- _BRIEF_
Return the records in full, exactly as given.

- _LISTED RECORDS_
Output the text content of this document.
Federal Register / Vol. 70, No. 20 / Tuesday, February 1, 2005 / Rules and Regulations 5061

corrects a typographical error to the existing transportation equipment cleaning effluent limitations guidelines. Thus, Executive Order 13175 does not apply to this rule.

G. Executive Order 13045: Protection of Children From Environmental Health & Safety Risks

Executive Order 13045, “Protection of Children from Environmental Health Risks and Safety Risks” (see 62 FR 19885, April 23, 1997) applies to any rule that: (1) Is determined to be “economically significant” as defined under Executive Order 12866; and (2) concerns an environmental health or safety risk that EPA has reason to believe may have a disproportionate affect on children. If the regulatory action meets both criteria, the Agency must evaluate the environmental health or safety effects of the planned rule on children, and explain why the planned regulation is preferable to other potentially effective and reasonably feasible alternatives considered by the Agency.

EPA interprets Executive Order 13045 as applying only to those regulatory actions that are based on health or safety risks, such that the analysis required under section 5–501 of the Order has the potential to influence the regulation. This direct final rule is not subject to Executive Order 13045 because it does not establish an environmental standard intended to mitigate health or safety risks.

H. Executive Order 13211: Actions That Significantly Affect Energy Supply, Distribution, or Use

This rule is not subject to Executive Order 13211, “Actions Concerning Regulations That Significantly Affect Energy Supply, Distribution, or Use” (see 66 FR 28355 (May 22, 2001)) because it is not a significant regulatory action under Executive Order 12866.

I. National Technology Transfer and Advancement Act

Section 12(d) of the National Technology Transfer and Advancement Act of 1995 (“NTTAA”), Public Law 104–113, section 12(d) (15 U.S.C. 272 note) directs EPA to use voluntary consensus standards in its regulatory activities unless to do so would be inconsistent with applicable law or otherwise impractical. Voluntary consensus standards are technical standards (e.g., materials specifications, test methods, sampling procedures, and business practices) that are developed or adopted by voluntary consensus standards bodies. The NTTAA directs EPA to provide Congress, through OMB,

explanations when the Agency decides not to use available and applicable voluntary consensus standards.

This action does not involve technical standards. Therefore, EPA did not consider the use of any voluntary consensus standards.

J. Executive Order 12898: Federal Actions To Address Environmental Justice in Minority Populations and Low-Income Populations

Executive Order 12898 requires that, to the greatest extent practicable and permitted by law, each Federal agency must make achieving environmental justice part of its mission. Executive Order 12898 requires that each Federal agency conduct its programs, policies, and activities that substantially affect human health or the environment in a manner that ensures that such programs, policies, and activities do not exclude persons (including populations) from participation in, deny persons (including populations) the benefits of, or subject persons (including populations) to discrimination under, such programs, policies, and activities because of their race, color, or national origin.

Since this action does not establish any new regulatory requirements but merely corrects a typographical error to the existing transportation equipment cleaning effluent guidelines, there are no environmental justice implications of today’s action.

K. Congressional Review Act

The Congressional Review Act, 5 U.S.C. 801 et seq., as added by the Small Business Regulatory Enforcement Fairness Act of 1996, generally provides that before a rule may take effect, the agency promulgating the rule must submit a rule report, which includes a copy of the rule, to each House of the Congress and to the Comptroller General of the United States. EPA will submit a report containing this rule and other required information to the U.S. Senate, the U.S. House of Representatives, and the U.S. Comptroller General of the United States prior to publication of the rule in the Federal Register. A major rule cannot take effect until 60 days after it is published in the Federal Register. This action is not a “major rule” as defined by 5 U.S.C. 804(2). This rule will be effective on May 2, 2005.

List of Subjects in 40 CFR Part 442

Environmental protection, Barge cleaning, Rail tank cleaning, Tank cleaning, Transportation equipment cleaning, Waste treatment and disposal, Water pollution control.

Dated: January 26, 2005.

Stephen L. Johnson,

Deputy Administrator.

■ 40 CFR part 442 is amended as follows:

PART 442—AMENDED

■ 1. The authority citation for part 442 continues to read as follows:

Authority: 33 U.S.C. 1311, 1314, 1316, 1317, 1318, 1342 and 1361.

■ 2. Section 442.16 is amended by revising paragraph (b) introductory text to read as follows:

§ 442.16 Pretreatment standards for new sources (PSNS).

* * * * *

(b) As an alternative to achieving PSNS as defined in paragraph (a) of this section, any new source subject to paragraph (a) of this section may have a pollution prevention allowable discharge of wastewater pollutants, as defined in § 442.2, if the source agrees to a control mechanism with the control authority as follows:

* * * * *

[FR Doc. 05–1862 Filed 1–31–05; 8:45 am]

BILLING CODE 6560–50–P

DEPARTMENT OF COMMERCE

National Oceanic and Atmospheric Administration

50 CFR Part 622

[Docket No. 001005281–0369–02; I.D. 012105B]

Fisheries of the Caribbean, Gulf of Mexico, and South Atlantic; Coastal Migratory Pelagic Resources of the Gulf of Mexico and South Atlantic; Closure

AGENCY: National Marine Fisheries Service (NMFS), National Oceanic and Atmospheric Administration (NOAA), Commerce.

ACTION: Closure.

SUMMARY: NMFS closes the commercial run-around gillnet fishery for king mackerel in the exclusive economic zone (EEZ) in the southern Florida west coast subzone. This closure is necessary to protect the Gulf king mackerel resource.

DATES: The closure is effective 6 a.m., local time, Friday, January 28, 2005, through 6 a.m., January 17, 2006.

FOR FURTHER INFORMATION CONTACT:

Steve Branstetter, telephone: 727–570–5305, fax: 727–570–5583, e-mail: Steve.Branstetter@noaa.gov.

- _ANSWER IN FULL_
Output the text content of this document.
Federal Register / Vol. 70, No. 20 / Tuesday, February 1, 2005 / Rules and Regulations 5061

corrects a typographical error to the existing transportation equipment cleaning effluent limitations guidelines. Thus, Executive Order 13175 does not apply to this rule.

G. Executive Order 13045: Protection of Children From Environmental Health & Safety Risks

Executive Order 13045, “Protection of Children from Environmental Health Risks and Safety Risks” (see 62 FR 19885, April 23, 1997) applies to any rule that: (1) Is determined to be “economically significant” as defined under Executive Order 12866; and (2) concerns an environmental health or safety risk that EPA has reason to believe may have a disproportionate affect on children. If the regulatory action meets both criteria, the Agency must evaluate the environmental health or safety effects of the planned rule on children, and explain why the planned regulation is preferable to other potentially effective and reasonably feasible alternatives considered by the Agency.

EPA interprets Executive Order 13045 as applying only to those regulatory actions that are based on health or safety risks, such that the analysis required under section 5–501 of the Order has the potential to influence the regulation. This direct final rule is not subject to Executive Order 13045 because it does not establish an environmental standard intended to mitigate health or safety risks.

H. Executive Order 13211: Actions That Significantly Affect Energy Supply, Distribution, or Use

This rule is not subject to Executive Order 13211, “Actions Concerning Regulations That Significantly Affect Energy Supply, Distribution, or Use” (see 66 FR 28355 (May 22, 2001)) because it is not a significant regulatory action under Executive Order 12866.

I. National Technology Transfer and Advancement Act

Section 12(d) of the National Technology Transfer and Advancement Act of 1995 (“NTTAA”), Public Law 104–113, section 12(d) (15 U.S.C. 272 note) directs EPA to use voluntary consensus standards in its regulatory activities unless to do so would be inconsistent with applicable law or otherwise impractical. Voluntary consensus standards are technical standards (e.g., materials specifications, test methods, sampling procedures, and business practices) that are developed or adopted by voluntary consensus standards bodies. The NTTAA directs EPA to provide Congress, through OMB,

explanations when the Agency decides not to use available and applicable voluntary consensus standards.

This action does not involve technical standards. Therefore, EPA did not consider the use of any voluntary consensus standards.

J. Executive Order 12898: Federal Actions To Address Environmental Justice in Minority Populations and Low-Income Populations

Executive Order 12898 requires that, to the greatest extent practicable and permitted by law, each Federal agency must make achieving environmental justice part of its mission. Executive Order 12898 requires that each Federal agency conduct its programs, policies, and activities that substantially affect human health or the environment in a manner that ensures that such programs, policies, and activities do not exclude persons (including populations) from participation in, deny persons (including populations) the benefits of, or subject persons (including populations) to discrimination under, such programs, policies, and activities because of their race, color, or national origin.

Since this action does not establish any new regulatory requirements but merely corrects a typographical error to the existing transportation equipment cleaning effluent guidelines, there are no environmental justice implications of today’s action.

K. Congressional Review Act

The Congressional Review Act, 5 U.S.C. 801 et seq., as added by the Small Business Regulatory Enforcement Fairness Act of 1996, generally provides that before a rule may take effect, the agency promulgating the rule must submit a rule report, which includes a copy of the rule, to each House of the Congress and to the Comptroller General of the United States. EPA will submit a report containing this rule and other required information to the U.S. Senate, the U.S. House of Representatives, and the U.S. Comptroller General of the United States prior to publication of the rule in the Federal Register. A major rule cannot take effect until 60 days after it is published in the Federal Register. This action is not a “major rule” as defined by 5 U.S.C. 804(2). This rule will be effective on May 2, 2005.

List of Subjects in 40 CFR Part 442

Environmental protection, Barge cleaning, Rail tank cleaning, Tank cleaning, Transportation equipment cleaning, Waste treatment and disposal, Water pollution control.

Dated: January 26, 2005.

Stephen L. Johnson,

Deputy Administrator.

■ 40 CFR part 442 is amended as follows:

PART 442—AMENDED

■ 1. The authority citation for part 442 continues to read as follows:

Authority: 33 U.S.C. 1311, 1314, 1316, 1317, 1318, 1342 and 1361.

■ 2. Section 442.16 is amended by revising paragraph (b) introductory text to read as follows:

§ 442.16 Pretreatment standards for new sources (PSNS).

* * * * *

(b) As an alternative to achieving PSNS as defined in paragraph (a) of this section, any new source subject to paragraph (a) of this section may have a pollution prevention allowable discharge of wastewater pollutants, as defined in § 442.2, if the source agrees to a control mechanism with the control authority as follows:

* * * * *

[FR Doc. 05–1862 Filed 1–31–05; 8:45 am]

BILLING CODE 6560–50–P

DEPARTMENT OF COMMERCE

National Oceanic and Atmospheric Administration

50 CFR Part 622

[Docket No. 001005281–0369–02; I.D. 012105B]

Fisheries of the Caribbean, Gulf of Mexico, and South Atlantic; Coastal Migratory Pelagic Resources of the Gulf of Mexico and South Atlantic; Closure

AGENCY: National Marine Fisheries Service (NMFS), National Oceanic and Atmospheric Administration (NOAA), Commerce.

ACTION: Closure.

SUMMARY: NMFS closes the commercial run-around gillnet fishery for king mackerel in the exclusive economic zone (EEZ) in the southern Florida west coast subzone. This closure is necessary to protect the Gulf king mackerel resource.

DATES: The closure is effective 6 a.m., local time, Friday, January 28, 2005, through 6 a.m., January 17, 2006.

FOR FURTHER INFORMATION CONTACT:

Steve Branstetter, telephone: 727–570–5305, fax: 727–570–5583, e-mail: Steve.Branstetter@noaa.gov.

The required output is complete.